* **WHAT THE TASK ASKS**:
Reproduce the listing below verbatim, line for line, omitting the picture.

* **DATA ENTRIES**:

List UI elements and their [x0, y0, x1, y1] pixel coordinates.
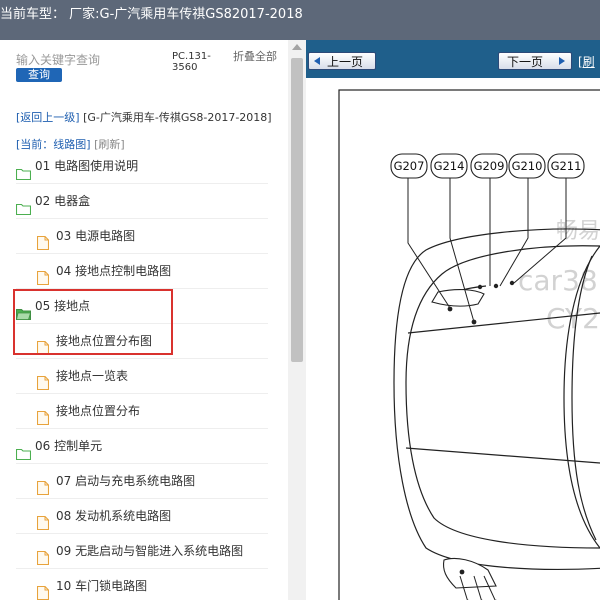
tree-item[interactable]: 03 电源电路图 — [16, 219, 268, 254]
back-link[interactable]: [返回上一级] — [16, 111, 80, 124]
prev-page-label: 上一页 — [327, 55, 364, 69]
tree-item[interactable]: 接地点位置分布 — [16, 394, 268, 429]
viewer-refresh-link[interactable]: [刷 — [578, 53, 595, 70]
tree-item[interactable]: 01 电路图使用说明 — [15, 149, 268, 184]
ground-location-diagram: 畅易 car38 CY2 G207 G214 G209 G210 G211 — [338, 89, 600, 600]
watermark-line: 畅易 — [556, 219, 600, 244]
ground-label-g211: G211 — [547, 153, 585, 179]
ground-point-g207 — [447, 306, 453, 312]
tree-item-label: 04 接地点控制电路图 — [56, 264, 172, 278]
ground-point-g211 — [509, 280, 515, 286]
scroll-up-arrow-icon[interactable] — [292, 44, 302, 50]
pc-code: PC.131-3560 — [172, 51, 211, 73]
search-button[interactable]: 查询 — [16, 68, 62, 82]
next-page-button[interactable]: 下一页 — [498, 52, 572, 70]
tree-item[interactable]: 09 无匙启动与智能进入系统电路图 — [16, 534, 268, 569]
arrow-right-icon — [559, 57, 565, 65]
tree-item[interactable]: 07 启动与充电系统电路图 — [16, 464, 268, 499]
ground-label-g209: G209 — [470, 153, 508, 179]
highlight-box — [13, 289, 173, 355]
tree-item-label: 03 电源电路图 — [56, 229, 136, 243]
tree-item[interactable]: 接地点一览表 — [16, 359, 268, 394]
file-icon — [36, 579, 50, 600]
viewer-toolbar: 上一页 下一页 [刷 — [306, 40, 600, 78]
ground-label-text: G207 — [394, 159, 425, 173]
scrollbar-thumb[interactable] — [291, 58, 303, 362]
ground-point-lower — [459, 569, 465, 575]
ground-point — [477, 284, 483, 290]
tree-item-label: 09 无匙启动与智能进入系统电路图 — [56, 544, 244, 558]
tree-item[interactable]: 02 电器盒 — [15, 184, 268, 219]
top-bar: 当前车型： 厂家:G-广汽乘用车传祺GS82017-2018 — [0, 0, 600, 40]
tree-item[interactable]: 10 车门锁电路图 — [16, 569, 268, 600]
body-crease — [405, 447, 600, 464]
ground-label-text: G214 — [434, 159, 465, 173]
breadcrumb: [返回上一级] [G-广汽乘用车-传祺GS8-2017-2018] — [16, 112, 274, 123]
arrow-left-icon — [314, 57, 320, 65]
ground-label-text: G210 — [512, 159, 543, 173]
ground-label-g214: G214 — [430, 153, 468, 179]
ground-label-text: G211 — [551, 159, 582, 173]
tree-item-label: 接地点位置分布 — [56, 404, 141, 418]
ground-labels: G207 G214 G209 G210 G211 — [390, 153, 585, 179]
mirror-and-lamp-shapes — [431, 289, 497, 589]
search-input[interactable] — [16, 52, 166, 68]
diagram-viewer: 上一页 下一页 [刷 畅易 car38 CY2 G207 G214 G209 G… — [306, 40, 600, 600]
model-path: [G-广汽乘用车-传祺GS8-2017-2018] — [83, 111, 272, 124]
tree-item-label: 06 控制单元 — [35, 439, 103, 453]
vehicle-title: 当前车型： 厂家:G-广汽乘用车传祺GS82017-2018 — [0, 7, 303, 22]
scrollbar[interactable] — [288, 40, 306, 600]
collapse-all-link[interactable]: 折叠全部 — [233, 51, 277, 63]
tree-item-label: 02 电器盒 — [35, 194, 91, 208]
tree-item-label: 07 启动与充电系统电路图 — [56, 474, 196, 488]
tree-item-label: 08 发动机系统电路图 — [56, 509, 172, 523]
lower-lamp — [442, 557, 497, 589]
ground-label-text: G209 — [474, 159, 505, 173]
next-page-label: 下一页 — [507, 55, 544, 69]
ground-label-g210: G210 — [508, 153, 546, 179]
tree-item-label: 10 车门锁电路图 — [56, 579, 148, 593]
ground-point-g209 — [493, 283, 499, 289]
ground-point-g214 — [471, 319, 477, 325]
tree-item[interactable]: 08 发动机系统电路图 — [16, 499, 268, 534]
tree-item-label: 01 电路图使用说明 — [35, 159, 139, 173]
tree-item[interactable]: 06 控制单元 — [15, 429, 268, 464]
callout-lines — [407, 178, 567, 600]
ground-label-g207: G207 — [390, 153, 428, 179]
tree-item[interactable]: 04 接地点控制电路图 — [16, 254, 268, 289]
tree-item-label: 接地点一览表 — [56, 369, 129, 383]
navigation-panel: 查询 PC.131-3560 折叠全部 [返回上一级] [G-广汽乘用车-传祺G… — [0, 40, 288, 600]
ground-points — [447, 280, 515, 600]
prev-page-button[interactable]: 上一页 — [308, 52, 376, 70]
directory-tree: 01 电路图使用说明 02 电器盒 03 电源电路图 04 接地点控制电路图 05 接地… — [15, 149, 268, 600]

* **THE OUTPUT**:
List UI elements and their [x0, y0, x1, y1] pixel coordinates.
tree-item[interactable]: 03 电源电路图 — [16, 219, 268, 254]
back-link[interactable]: [返回上一级] — [16, 111, 80, 124]
prev-page-label: 上一页 — [327, 55, 364, 69]
tree-item[interactable]: 接地点位置分布 — [16, 394, 268, 429]
viewer-refresh-link[interactable]: [刷 — [578, 53, 595, 70]
tree-item[interactable]: 01 电路图使用说明 — [15, 149, 268, 184]
ground-location-diagram: 畅易 car38 CY2 G207 G214 G209 G210 G211 — [338, 89, 600, 600]
watermark-line: 畅易 — [556, 219, 600, 244]
ground-label-g211: G211 — [547, 153, 585, 179]
ground-point-g207 — [447, 306, 453, 312]
tree-item-label: 04 接地点控制电路图 — [56, 264, 172, 278]
ground-point-g211 — [509, 280, 515, 286]
scroll-up-arrow-icon[interactable] — [292, 44, 302, 50]
pc-code: PC.131-3560 — [172, 51, 211, 73]
search-button[interactable]: 查询 — [16, 68, 62, 82]
next-page-button[interactable]: 下一页 — [498, 52, 572, 70]
tree-item[interactable]: 09 无匙启动与智能进入系统电路图 — [16, 534, 268, 569]
arrow-right-icon — [559, 57, 565, 65]
tree-item[interactable]: 07 启动与充电系统电路图 — [16, 464, 268, 499]
ground-label-g209: G209 — [470, 153, 508, 179]
highlight-box — [13, 289, 173, 355]
tree-item-label: 03 电源电路图 — [56, 229, 136, 243]
tree-item[interactable]: 接地点一览表 — [16, 359, 268, 394]
file-icon — [36, 579, 50, 600]
viewer-toolbar: 上一页 下一页 [刷 — [306, 40, 600, 78]
ground-label-text: G207 — [394, 159, 425, 173]
scrollbar-thumb[interactable] — [291, 58, 303, 362]
ground-point-lower — [459, 569, 465, 575]
ground-point — [477, 284, 483, 290]
tree-item-label: 09 无匙启动与智能进入系统电路图 — [56, 544, 244, 558]
tree-item[interactable]: 02 电器盒 — [15, 184, 268, 219]
top-bar: 当前车型： 厂家:G-广汽乘用车传祺GS82017-2018 — [0, 0, 600, 40]
tree-item[interactable]: 10 车门锁电路图 — [16, 569, 268, 600]
body-crease — [405, 447, 600, 464]
ground-label-text: G214 — [434, 159, 465, 173]
breadcrumb: [返回上一级] [G-广汽乘用车-传祺GS8-2017-2018] — [16, 112, 274, 123]
arrow-left-icon — [314, 57, 320, 65]
ground-label-text: G210 — [512, 159, 543, 173]
ground-label-g214: G214 — [430, 153, 468, 179]
ground-label-text: G211 — [551, 159, 582, 173]
tree-item-label: 接地点位置分布 — [56, 404, 141, 418]
ground-labels: G207 G214 G209 G210 G211 — [390, 153, 585, 179]
mirror-and-lamp-shapes — [431, 289, 497, 589]
search-input[interactable] — [16, 52, 166, 68]
diagram-viewer: 上一页 下一页 [刷 畅易 car38 CY2 G207 G214 G209 G… — [306, 40, 600, 600]
model-path: [G-广汽乘用车-传祺GS8-2017-2018] — [83, 111, 272, 124]
tree-item-label: 06 控制单元 — [35, 439, 103, 453]
vehicle-title: 当前车型： 厂家:G-广汽乘用车传祺GS82017-2018 — [0, 7, 303, 22]
scrollbar[interactable] — [288, 40, 306, 600]
collapse-all-link[interactable]: 折叠全部 — [233, 51, 277, 63]
tree-item-label: 02 电器盒 — [35, 194, 91, 208]
tree-item-label: 07 启动与充电系统电路图 — [56, 474, 196, 488]
tree-item-label: 08 发动机系统电路图 — [56, 509, 172, 523]
lower-lamp — [442, 557, 497, 589]
ground-label-text: G209 — [474, 159, 505, 173]
next-page-label: 下一页 — [507, 55, 544, 69]
ground-label-g210: G210 — [508, 153, 546, 179]
tree-item-label: 10 车门锁电路图 — [56, 579, 148, 593]
ground-point-g209 — [493, 283, 499, 289]
ground-point-g214 — [471, 319, 477, 325]
tree-item[interactable]: 08 发动机系统电路图 — [16, 499, 268, 534]
tree-item-label: 01 电路图使用说明 — [35, 159, 139, 173]
tree-item[interactable]: 06 控制单元 — [15, 429, 268, 464]
callout-lines — [407, 178, 567, 600]
ground-label-g207: G207 — [390, 153, 428, 179]
tree-item[interactable]: 04 接地点控制电路图 — [16, 254, 268, 289]
tree-item-label: 接地点一览表 — [56, 369, 129, 383]
navigation-panel: 查询 PC.131-3560 折叠全部 [返回上一级] [G-广汽乘用车-传祺G… — [0, 40, 288, 600]
ground-points — [447, 280, 515, 600]
prev-page-button[interactable]: 上一页 — [308, 52, 376, 70]
directory-tree: 01 电路图使用说明 02 电器盒 03 电源电路图 04 接地点控制电路图 05 接地… — [15, 149, 268, 600]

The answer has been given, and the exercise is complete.